Segment Open

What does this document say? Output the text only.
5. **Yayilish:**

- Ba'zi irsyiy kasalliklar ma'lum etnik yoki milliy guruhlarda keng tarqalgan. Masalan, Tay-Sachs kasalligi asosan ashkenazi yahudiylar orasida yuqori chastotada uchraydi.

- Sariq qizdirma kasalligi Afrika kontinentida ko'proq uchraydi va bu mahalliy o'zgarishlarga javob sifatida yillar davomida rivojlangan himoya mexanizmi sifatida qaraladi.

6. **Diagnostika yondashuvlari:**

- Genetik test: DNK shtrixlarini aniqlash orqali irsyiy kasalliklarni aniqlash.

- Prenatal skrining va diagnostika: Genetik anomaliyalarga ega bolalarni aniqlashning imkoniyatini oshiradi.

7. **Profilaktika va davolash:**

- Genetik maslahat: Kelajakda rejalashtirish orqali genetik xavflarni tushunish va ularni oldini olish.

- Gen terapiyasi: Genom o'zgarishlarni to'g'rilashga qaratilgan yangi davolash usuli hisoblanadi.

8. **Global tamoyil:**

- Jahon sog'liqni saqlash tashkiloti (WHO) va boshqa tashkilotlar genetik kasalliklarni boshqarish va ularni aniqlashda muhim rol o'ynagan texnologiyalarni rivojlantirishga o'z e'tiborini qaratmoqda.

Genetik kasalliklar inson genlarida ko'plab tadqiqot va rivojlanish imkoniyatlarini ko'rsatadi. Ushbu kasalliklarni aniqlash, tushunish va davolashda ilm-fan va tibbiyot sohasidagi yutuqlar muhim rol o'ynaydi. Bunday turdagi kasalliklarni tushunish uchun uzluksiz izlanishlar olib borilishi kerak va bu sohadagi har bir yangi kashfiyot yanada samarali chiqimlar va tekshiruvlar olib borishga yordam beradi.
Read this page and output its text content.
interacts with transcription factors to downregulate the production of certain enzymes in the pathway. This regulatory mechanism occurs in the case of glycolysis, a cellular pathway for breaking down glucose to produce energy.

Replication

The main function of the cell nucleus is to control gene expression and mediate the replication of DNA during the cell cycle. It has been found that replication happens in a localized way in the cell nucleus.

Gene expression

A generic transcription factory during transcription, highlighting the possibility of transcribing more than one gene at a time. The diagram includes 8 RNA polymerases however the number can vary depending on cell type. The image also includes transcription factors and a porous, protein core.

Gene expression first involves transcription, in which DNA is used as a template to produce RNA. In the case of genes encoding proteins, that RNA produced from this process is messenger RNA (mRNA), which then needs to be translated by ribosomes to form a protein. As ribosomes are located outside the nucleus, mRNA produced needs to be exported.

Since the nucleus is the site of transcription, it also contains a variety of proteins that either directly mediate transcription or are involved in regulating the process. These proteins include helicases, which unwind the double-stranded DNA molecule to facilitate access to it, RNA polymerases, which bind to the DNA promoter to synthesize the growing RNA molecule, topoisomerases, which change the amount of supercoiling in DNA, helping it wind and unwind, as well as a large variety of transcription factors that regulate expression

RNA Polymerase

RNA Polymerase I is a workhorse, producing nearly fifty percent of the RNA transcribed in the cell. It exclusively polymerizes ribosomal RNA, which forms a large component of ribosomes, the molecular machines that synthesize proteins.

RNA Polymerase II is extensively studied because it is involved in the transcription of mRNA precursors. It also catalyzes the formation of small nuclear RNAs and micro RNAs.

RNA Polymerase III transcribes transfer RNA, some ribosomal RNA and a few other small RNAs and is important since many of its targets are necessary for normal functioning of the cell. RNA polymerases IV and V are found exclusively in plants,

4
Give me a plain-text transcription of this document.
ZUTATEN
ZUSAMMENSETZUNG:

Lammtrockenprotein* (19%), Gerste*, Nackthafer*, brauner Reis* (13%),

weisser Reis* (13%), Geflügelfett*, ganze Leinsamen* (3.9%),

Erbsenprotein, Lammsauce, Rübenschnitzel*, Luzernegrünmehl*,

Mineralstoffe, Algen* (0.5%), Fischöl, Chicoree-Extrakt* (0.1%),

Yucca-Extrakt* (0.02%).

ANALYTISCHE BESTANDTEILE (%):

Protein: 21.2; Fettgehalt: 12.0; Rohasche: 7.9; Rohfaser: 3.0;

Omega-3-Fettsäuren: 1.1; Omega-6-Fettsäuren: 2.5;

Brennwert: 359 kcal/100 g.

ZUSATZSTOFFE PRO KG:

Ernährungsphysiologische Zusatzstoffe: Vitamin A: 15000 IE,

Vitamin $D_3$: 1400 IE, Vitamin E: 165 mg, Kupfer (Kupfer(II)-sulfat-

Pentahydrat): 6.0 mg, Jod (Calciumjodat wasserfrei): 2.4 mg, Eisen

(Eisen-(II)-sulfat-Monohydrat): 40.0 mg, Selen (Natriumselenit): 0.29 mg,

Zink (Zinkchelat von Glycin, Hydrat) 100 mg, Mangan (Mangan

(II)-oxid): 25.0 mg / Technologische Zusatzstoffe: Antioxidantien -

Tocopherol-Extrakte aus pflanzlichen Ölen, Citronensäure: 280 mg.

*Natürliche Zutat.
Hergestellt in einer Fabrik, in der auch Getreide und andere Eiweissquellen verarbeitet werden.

Segment Closed

TASK DETAILS ▸ Check every line of the listing above for the string "Eisen", and give the number of lines that have it, nothing more.

WORKED SOLUTION ▸ 2